(Beginning of Source extract)

The Senate confirmed Robert Cekada as director of the Bureau of Alcohol, Tobacco, Firearms and Explosives on April 29 in a 59-39 bipartisan vote, and within hours Cekada stood alongside acting Attorney General Todd Blanche at DOJ headquarters to unveil what Blanche called "the most comprehensive regulatory reform package in the history" of the bureau. Bearing Arms reports the package encompasses 34 notices of final and proposed rulemaking organized under five headings: Repeal, Modernize, Reduce Burden, Clarify, and Align.
The headline rollback is the formal rescission of the 2023 pistol brace rule. Multiple federal courts had already found the rule violated the Administrative Procedure Act, and it had been enjoined, stayed, or vacated across numerous jurisdictions. The new rulemaking removes it from the books entirely. Alongside it, ATF is partially rescinding the Biden-era "engaged in the business" regulation, which had sought to expand the definition of who must hold a federal firearms license to include private sellers making occasional trades. AmmoLand reports that ATF acknowledged the rule "has not worked as intended" and will revert to the definition Congress wrote into the Bipartisan Safer Communities Act, limiting FFL requirements to those genuinely dealing in firearms for livelihood or profit.
The package also formally aligns ATF's machine gun definition with the Supreme Court's 2024 ruling in Garland v. Cargill, which held that bump stocks do not satisfy the statutory definition of "machine gun" under the National Firearms Act. On the NFA side, Shooting News Weekly reports that ATF is proposing to eliminate the Chief Law Enforcement Officer notification requirement for NFA applications, update interstate NFA transport rules so that trips of 365 days or fewer no longer require advance ATF approval, and allow married couples to register jointly as NFA makers or transferees without the cost and complexity of forming a gun trust.
For federal firearms licensees, the overhaul modernizes Form 4473 to allow electronic records, auto-population, and digital attachments; extends the validity period of NICS checks; and permits licensees to verify each other's credentials through ATF's online eZ Check system rather than mailing certified paper copies. Dealers whose licenses were revoked or surrendered under the now-repealed zero-tolerance enhanced enforcement policy may reapply under the revised framework.
Six Senate Democrats and independent Sen. Angus King of Maine crossed the aisle to support Cekada's confirmation. Cekada, who joined ATF in 2005, is only the third director confirmed to lead the bureau since Congress made the position Senate-confirmable in 2006. Blanche said the package "reduces unnecessary burdens on lawful gun owners and licensed businesses, eliminates ambiguity, and helps prevent the kind of confusion that, in the past, led to inconsistent and sometimes unfair enforcement."
Comment periods for the proposed rules will be published in the Federal Register. FFLs, NFA registrants, and the estimated millions of pistol brace owners affected by the 2023 rule should watch the ATF's new reform page for applicable deadlines and final effective dates.

(End of Source extract)
(Beginning of Supplied records)

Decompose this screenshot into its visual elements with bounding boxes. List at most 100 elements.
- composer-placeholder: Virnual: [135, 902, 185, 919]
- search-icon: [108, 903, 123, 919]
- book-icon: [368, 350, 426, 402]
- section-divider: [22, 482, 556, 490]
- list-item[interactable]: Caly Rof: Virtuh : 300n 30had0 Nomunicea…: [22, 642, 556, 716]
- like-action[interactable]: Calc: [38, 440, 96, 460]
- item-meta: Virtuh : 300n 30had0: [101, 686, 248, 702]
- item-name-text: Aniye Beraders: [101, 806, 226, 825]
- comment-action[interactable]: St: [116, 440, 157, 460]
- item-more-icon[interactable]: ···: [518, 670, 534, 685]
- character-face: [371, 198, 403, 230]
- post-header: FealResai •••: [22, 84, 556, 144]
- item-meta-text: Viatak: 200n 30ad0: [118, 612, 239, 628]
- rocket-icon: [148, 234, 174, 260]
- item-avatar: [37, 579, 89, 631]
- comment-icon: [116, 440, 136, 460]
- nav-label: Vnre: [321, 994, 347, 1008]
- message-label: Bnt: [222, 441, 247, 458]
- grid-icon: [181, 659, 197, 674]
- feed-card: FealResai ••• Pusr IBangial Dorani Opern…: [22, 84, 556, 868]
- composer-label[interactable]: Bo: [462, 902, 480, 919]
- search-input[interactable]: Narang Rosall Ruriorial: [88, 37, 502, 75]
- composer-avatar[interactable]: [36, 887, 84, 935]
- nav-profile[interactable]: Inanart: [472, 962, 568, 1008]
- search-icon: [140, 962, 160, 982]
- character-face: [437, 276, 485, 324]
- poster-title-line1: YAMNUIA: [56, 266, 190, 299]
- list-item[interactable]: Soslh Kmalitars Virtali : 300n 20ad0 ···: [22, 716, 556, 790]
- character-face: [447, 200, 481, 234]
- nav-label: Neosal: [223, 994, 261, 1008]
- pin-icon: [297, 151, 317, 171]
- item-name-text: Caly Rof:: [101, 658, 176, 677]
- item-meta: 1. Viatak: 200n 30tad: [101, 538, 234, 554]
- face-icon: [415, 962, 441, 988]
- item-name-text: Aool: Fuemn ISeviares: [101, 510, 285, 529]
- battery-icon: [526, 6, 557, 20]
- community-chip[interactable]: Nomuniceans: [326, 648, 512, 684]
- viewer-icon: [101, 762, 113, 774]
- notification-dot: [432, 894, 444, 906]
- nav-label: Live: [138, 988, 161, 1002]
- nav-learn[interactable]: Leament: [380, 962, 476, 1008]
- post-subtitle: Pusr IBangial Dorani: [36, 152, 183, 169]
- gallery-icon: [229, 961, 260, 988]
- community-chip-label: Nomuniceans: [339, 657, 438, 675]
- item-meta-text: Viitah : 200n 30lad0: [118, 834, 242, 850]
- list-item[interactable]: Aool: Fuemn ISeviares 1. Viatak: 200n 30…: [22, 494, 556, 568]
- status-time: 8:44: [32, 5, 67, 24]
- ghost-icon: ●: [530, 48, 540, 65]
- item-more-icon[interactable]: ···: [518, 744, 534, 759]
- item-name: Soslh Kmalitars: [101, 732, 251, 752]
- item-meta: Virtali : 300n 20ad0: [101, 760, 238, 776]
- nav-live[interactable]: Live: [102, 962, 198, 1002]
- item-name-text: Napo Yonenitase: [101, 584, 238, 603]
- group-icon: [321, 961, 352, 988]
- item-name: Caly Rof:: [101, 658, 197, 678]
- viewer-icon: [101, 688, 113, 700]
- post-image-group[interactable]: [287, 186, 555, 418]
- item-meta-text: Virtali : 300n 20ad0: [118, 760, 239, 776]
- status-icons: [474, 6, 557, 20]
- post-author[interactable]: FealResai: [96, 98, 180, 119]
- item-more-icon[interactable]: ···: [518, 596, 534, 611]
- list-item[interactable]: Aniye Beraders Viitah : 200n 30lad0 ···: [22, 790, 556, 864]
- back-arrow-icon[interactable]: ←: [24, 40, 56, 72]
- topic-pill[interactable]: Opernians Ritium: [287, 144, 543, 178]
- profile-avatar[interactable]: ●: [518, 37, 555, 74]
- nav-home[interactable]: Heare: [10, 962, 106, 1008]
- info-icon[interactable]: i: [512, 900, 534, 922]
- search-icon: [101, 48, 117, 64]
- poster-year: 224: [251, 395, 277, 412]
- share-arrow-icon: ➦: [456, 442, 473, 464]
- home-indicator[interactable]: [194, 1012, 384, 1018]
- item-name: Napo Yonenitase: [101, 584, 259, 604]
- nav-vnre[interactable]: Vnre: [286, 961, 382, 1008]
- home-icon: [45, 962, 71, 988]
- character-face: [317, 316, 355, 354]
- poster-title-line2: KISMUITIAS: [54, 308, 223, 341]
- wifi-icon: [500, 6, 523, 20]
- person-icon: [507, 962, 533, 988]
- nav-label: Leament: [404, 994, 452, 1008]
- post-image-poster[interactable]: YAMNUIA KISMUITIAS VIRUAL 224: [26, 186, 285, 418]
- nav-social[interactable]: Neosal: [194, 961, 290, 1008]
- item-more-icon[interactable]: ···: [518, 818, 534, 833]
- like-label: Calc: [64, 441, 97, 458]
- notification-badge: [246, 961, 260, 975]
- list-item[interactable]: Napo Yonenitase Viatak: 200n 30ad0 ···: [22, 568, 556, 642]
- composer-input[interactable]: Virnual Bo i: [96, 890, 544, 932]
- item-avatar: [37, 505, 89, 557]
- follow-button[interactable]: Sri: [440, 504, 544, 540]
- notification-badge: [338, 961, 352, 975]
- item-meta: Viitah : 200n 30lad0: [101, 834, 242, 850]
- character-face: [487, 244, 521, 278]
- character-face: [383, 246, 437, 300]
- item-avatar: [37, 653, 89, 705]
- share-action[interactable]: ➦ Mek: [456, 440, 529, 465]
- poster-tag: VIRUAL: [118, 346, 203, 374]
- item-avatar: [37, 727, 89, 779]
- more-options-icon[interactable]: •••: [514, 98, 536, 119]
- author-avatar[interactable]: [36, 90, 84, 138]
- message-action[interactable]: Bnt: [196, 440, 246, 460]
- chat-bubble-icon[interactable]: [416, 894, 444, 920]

(End of Supplied records)

▶ Tasks
A. Answer these questions using the ATF article above, one answer per line:
(i) What was the Senate vote count on Cekada's confirmation?
(ii) Under the proposed NFA transport update, interstate trips of up to how many days would no longer need advance ATF approval?
(iii) In what year did Cekada join ATF?
B. Decide whether each statement agrees with the ATF article, and support each yes or no with a quotation from it:
(i) The reform package contains 34 notices of rulemaking.
(ii) ATF is fully rescinding the "engaged in the business" regulation.
(iii) Cekada is the first director confirmed to lead the bureau since the position became Senate-confirmable.

▶ Outputs for the tasks
A.
(i) 59-39
(ii) 365 days
(iii) 2005

B.
(i) Yes: "the package encompasses 34 notices of final and proposed rulemaking"
(ii) No: "ATF is partially rescinding the Biden-era "engaged in the business" regulation"
(iii) No: "is only the third director confirmed to lead the bureau since Congress made the position Senate-confirmable in 2006"